Reading text: Begin

Coronavirus package to support UK Culture won’t save every job

For weeks the arts industries have been making it known the certain catastrophe lay ahead unless a Coronavirus package was forthcoming from the government. Yesterday a £1.57 billion emergency support package was announced.

London theatre closures due to Coronavirus

The Coronavirus package aimed to support and protect the future of theatres, galleries and museums has been forthcoming but Culture Secretary Oliver Dowden warned the fund would not be enough to save every job.

Dowden said the focus of grants and loans would aim to preserve “crown jewels” in the arts sector and many local venues. Independent cinemas, heritage sites and music venues will also be eligible.

The grants and loans were all new money and were designed to last until the end of the financial year. Institutions will apply through industry bodies but would be asked to prove how they contributed to wider economic growth.

Dowden said: “Sadly, not everyone is going to be able to survive and not every job is going to be protected and sadly, I will have to be honest with you, of course, we will see further redundancies.”

It is too early at this stage if the available funding would be enough to halt announced redundancies at some theatres across the UK.

The industry as a whole has welcomed the package at this initial stage, but most seemed genuinely surprised at the amount offered which exceeded expectations. As always, the devil will be in the detail. The government has not specified how the money will be divided between competing art forms or regions, nor how the application process will work. There will be winners and losers.

The major barrier of social distancing remains a major hurdle to the re-opening of the industry.

The £1.15bn support pot for cultural organisations in England is made up of £880m in grants and £270m of repayable loans. The government said the loans would be “issued on generous terms”.

Oliver Dowden MP theatre roadmap
Oliver Dowden MP – Culture Secretary

Funding will also go to the devolved administrations – £33m to Northern Ireland, £97m to Scotland and £59m to Wales.

A further £100m will be earmarked for national cultural institutions in England and the English Heritage Trust.

There will also be £120m to restart construction on cultural infrastructure and for heritage construction projects in England that were paused due to the pandemic.

The government said decisions on who will get the funding would be made “alongside expert independent figures from the sector”.  Dowden also made mention of funding extensions to the furlough scheme and VAT deferral and business rate relief.

The chief executives of the National Theatre, Rufus Norris and Lisa Burger, said they “feel very positive that this major investment will reach and sustain the vital talent and infrastructure”.

Birmingham Repertory Theatre said they wholeheartedly welcomed this vital pledge of support from Government for the UK’s world-leading arts sector. This vote of confidence recognises our industry’s huge role in the economic, educational, and social wellbeing of the UK.

Jon Morgan – Director of the Theatres Trust commented “Theatres Trust welcomes the announcement of £1.57bn additional support for the arts and cultural sectors and the recognition of the importance of these sectors to the UK economy and national life. We will need to know more detail of how this money will be allocated across the different areas to fully assess its benefit – we would hope that a significant proportion will be reserved for the performing arts. Theatres have been amongst the hardest hit industries by the pandemic and are still at risk as they are unable to operate viably while social distancing is in place.”

We now look forward to receiving more information about who is eligible for the fund and when it will be distributed. Today has been a good day for the Arts in the Uk with the launch by Sam Mendes of the Theatre Artists Fund supported by Netflix providing £500million to the fund.

Reading text: End

## What is required
According to the arts funding article, how is the £1.15bn support pot for cultural organisations in England split? Please answer in one sentence. You will not need the records.

Information: Begin

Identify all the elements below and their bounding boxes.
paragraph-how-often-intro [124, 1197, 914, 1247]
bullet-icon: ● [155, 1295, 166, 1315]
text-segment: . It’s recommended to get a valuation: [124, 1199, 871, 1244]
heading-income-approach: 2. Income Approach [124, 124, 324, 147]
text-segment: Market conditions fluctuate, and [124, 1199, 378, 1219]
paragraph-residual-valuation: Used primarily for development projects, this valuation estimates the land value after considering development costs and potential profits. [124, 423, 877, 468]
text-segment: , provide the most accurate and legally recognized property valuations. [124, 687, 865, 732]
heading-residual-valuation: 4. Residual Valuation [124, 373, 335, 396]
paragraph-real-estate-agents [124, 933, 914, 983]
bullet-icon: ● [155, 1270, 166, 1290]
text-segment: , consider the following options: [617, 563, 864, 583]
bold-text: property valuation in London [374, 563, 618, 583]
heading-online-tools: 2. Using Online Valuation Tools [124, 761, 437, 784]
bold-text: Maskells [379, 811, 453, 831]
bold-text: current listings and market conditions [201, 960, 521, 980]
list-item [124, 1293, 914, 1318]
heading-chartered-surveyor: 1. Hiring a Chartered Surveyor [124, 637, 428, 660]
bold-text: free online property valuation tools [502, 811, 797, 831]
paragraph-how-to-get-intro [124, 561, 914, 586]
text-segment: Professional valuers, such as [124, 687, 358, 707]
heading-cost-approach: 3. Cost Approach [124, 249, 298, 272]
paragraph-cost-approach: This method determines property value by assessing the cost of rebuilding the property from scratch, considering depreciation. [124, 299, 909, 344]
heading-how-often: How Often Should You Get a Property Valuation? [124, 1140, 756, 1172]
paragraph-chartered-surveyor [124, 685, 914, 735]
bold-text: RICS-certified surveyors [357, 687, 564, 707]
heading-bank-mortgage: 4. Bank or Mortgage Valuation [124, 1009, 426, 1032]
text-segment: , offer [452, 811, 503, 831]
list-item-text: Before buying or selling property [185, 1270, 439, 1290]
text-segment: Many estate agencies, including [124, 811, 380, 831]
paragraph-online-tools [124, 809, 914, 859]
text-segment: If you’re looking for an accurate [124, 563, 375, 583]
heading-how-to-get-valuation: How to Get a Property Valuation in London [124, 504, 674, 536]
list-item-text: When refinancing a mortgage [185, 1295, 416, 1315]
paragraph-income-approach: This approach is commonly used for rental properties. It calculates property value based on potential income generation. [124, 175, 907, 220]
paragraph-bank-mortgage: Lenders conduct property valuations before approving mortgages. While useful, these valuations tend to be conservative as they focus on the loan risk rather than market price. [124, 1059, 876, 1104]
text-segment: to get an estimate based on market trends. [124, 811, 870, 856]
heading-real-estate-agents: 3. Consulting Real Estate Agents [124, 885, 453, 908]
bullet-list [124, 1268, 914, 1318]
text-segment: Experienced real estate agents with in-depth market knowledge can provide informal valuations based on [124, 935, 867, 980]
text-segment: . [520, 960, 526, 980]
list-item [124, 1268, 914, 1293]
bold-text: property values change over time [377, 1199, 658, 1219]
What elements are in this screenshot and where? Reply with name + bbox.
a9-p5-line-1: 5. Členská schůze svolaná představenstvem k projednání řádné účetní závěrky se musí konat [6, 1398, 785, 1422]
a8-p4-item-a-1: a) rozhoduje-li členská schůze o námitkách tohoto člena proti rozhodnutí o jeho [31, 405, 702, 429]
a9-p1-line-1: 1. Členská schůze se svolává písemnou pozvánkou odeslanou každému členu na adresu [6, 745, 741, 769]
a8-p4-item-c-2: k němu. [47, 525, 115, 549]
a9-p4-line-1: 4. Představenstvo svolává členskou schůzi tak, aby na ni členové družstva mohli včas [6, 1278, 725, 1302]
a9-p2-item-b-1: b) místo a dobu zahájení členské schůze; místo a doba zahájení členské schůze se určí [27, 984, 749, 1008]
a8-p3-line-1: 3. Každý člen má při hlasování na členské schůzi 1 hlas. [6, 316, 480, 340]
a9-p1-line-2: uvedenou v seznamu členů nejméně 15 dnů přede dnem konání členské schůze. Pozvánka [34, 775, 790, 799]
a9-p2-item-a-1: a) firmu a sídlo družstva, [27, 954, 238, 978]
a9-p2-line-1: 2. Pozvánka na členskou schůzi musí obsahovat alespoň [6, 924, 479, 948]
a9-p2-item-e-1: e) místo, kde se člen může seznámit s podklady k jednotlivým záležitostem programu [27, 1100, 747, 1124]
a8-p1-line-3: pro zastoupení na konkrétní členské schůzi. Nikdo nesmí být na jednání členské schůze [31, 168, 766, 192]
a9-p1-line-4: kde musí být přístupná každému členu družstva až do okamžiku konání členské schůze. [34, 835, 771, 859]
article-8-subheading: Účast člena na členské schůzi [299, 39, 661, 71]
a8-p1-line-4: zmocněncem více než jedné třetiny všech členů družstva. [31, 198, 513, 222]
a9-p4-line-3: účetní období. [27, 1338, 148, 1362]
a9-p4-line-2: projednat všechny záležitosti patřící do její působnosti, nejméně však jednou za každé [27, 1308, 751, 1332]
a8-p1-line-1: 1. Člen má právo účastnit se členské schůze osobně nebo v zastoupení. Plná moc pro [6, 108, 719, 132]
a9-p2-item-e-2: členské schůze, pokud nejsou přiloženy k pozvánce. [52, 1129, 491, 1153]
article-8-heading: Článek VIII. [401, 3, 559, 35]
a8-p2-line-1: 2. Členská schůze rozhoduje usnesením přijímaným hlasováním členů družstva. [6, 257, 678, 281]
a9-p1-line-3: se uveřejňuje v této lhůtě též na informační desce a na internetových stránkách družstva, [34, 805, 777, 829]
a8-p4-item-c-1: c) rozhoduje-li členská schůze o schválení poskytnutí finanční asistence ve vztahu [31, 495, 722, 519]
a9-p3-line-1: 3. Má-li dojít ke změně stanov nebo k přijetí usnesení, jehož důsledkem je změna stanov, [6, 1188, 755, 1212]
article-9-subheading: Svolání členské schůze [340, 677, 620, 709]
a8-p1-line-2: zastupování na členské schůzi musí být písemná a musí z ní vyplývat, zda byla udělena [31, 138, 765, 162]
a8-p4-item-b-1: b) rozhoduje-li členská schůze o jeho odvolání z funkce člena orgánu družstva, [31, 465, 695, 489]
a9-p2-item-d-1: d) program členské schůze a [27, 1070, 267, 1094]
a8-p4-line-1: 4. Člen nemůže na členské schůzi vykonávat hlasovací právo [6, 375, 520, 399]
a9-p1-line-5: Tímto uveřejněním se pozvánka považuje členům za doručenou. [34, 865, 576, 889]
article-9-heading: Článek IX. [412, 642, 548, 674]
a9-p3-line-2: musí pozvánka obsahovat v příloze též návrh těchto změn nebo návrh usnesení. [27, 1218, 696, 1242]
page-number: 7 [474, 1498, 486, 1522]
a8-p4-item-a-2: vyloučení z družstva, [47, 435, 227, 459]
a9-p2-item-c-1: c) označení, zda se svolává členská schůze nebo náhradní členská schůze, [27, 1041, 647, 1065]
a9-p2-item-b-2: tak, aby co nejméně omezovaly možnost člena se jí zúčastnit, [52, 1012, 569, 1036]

Information: End

## Response to this task
It is made up of £880m in grants and £270m of repayable loans.